• [Challenge]
Quote all of the entries word for word.

• [Source data]
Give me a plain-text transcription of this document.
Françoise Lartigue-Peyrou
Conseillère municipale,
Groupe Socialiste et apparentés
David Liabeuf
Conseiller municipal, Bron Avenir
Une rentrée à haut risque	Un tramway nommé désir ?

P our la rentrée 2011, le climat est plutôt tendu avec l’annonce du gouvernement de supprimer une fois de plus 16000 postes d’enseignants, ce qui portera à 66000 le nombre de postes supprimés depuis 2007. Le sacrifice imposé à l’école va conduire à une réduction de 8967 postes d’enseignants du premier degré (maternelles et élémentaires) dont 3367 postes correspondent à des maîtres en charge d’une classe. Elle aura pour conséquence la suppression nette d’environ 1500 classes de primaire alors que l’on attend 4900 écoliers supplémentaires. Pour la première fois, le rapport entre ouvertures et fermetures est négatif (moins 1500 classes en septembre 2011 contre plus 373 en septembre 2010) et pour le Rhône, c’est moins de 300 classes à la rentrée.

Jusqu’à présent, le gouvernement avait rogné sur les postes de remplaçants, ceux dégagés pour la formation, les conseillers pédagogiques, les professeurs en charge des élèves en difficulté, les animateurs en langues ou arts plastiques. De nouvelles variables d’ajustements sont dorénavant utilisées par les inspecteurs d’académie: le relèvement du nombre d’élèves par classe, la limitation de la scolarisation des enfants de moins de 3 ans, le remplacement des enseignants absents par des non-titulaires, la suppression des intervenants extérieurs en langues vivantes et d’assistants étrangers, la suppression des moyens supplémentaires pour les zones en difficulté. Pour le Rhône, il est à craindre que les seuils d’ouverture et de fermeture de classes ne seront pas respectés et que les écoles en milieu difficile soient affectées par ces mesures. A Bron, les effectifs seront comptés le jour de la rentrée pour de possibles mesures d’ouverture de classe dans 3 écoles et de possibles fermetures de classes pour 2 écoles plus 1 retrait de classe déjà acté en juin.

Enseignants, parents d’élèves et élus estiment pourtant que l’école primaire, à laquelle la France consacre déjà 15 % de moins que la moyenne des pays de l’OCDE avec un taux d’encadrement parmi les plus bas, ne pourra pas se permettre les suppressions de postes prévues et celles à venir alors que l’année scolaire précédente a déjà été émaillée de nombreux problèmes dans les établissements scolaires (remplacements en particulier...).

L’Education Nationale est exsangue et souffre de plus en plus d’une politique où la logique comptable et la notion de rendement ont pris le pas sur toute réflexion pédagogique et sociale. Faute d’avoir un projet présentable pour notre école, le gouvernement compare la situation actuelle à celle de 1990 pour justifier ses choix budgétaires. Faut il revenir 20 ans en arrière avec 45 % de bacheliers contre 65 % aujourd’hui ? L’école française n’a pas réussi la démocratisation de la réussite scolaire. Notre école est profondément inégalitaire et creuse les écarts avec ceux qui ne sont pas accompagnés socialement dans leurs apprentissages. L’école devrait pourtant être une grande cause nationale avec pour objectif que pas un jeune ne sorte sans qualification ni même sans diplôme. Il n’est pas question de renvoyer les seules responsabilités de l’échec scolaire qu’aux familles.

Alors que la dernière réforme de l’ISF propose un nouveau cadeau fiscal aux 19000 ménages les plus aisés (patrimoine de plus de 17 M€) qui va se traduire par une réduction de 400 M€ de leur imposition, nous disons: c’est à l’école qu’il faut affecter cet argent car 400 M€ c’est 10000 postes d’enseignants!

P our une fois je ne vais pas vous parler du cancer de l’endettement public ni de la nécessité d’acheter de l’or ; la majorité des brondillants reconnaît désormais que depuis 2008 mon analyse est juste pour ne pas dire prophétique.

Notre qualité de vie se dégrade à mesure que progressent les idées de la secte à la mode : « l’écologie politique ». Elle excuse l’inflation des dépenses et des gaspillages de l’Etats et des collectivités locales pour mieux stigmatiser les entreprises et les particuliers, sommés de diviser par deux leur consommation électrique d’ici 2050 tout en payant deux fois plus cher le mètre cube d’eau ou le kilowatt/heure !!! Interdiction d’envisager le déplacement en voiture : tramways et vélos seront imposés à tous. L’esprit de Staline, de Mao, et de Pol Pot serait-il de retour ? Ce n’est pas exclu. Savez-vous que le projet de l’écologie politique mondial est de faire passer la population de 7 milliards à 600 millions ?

• [Answer to the problem]
Give me a plain-text transcription of this document.
Françoise Lartigue-Peyrou
Conseillère municipale,
Groupe Socialiste et apparentés
David Liabeuf
Conseiller municipal, Bron Avenir
Une rentrée à haut risque	Un tramway nommé désir ?

P our la rentrée 2011, le climat est plutôt tendu avec l’annonce du gouvernement de supprimer une fois de plus 16000 postes d’enseignants, ce qui portera à 66000 le nombre de postes supprimés depuis 2007. Le sacrifice imposé à l’école va conduire à une réduction de 8967 postes d’enseignants du premier degré (maternelles et élémentaires) dont 3367 postes correspondent à des maîtres en charge d’une classe. Elle aura pour conséquence la suppression nette d’environ 1500 classes de primaire alors que l’on attend 4900 écoliers supplémentaires. Pour la première fois, le rapport entre ouvertures et fermetures est négatif (moins 1500 classes en septembre 2011 contre plus 373 en septembre 2010) et pour le Rhône, c’est moins de 300 classes à la rentrée.

Jusqu’à présent, le gouvernement avait rogné sur les postes de remplaçants, ceux dégagés pour la formation, les conseillers pédagogiques, les professeurs en charge des élèves en difficulté, les animateurs en langues ou arts plastiques. De nouvelles variables d’ajustements sont dorénavant utilisées par les inspecteurs d’académie: le relèvement du nombre d’élèves par classe, la limitation de la scolarisation des enfants de moins de 3 ans, le remplacement des enseignants absents par des non-titulaires, la suppression des intervenants extérieurs en langues vivantes et d’assistants étrangers, la suppression des moyens supplémentaires pour les zones en difficulté. Pour le Rhône, il est à craindre que les seuils d’ouverture et de fermeture de classes ne seront pas respectés et que les écoles en milieu difficile soient affectées par ces mesures. A Bron, les effectifs seront comptés le jour de la rentrée pour de possibles mesures d’ouverture de classe dans 3 écoles et de possibles fermetures de classes pour 2 écoles plus 1 retrait de classe déjà acté en juin.

Enseignants, parents d’élèves et élus estiment pourtant que l’école primaire, à laquelle la France consacre déjà 15 % de moins que la moyenne des pays de l’OCDE avec un taux d’encadrement parmi les plus bas, ne pourra pas se permettre les suppressions de postes prévues et celles à venir alors que l’année scolaire précédente a déjà été émaillée de nombreux problèmes dans les établissements scolaires (remplacements en particulier...).

L’Education Nationale est exsangue et souffre de plus en plus d’une politique où la logique comptable et la notion de rendement ont pris le pas sur toute réflexion pédagogique et sociale. Faute d’avoir un projet présentable pour notre école, le gouvernement compare la situation actuelle à celle de 1990 pour justifier ses choix budgétaires. Faut il revenir 20 ans en arrière avec 45 % de bacheliers contre 65 % aujourd’hui ? L’école française n’a pas réussi la démocratisation de la réussite scolaire. Notre école est profondément inégalitaire et creuse les écarts avec ceux qui ne sont pas accompagnés socialement dans leurs apprentissages. L’école devrait pourtant être une grande cause nationale avec pour objectif que pas un jeune ne sorte sans qualification ni même sans diplôme. Il n’est pas question de renvoyer les seules responsabilités de l’échec scolaire qu’aux familles.

Alors que la dernière réforme de l’ISF propose un nouveau cadeau fiscal aux 19000 ménages les plus aisés (patrimoine de plus de 17 M€) qui va se traduire par une réduction de 400 M€ de leur imposition, nous disons: c’est à l’école qu’il faut affecter cet argent car 400 M€ c’est 10000 postes d’enseignants!

P our une fois je ne vais pas vous parler du cancer de l’endettement public ni de la nécessité d’acheter de l’or ; la majorité des brondillants reconnaît désormais que depuis 2008 mon analyse est juste pour ne pas dire prophétique.

Notre qualité de vie se dégrade à mesure que progressent les idées de la secte à la mode : « l’écologie politique ». Elle excuse l’inflation des dépenses et des gaspillages de l’Etats et des collectivités locales pour mieux stigmatiser les entreprises et les particuliers, sommés de diviser par deux leur consommation électrique d’ici 2050 tout en payant deux fois plus cher le mètre cube d’eau ou le kilowatt/heure !!! Interdiction d’envisager le déplacement en voiture : tramways et vélos seront imposés à tous. L’esprit de Staline, de Mao, et de Pol Pot serait-il de retour ? Ce n’est pas exclu. Savez-vous que le projet de l’écologie politique mondial est de faire passer la population de 7 milliards à 600 millions ?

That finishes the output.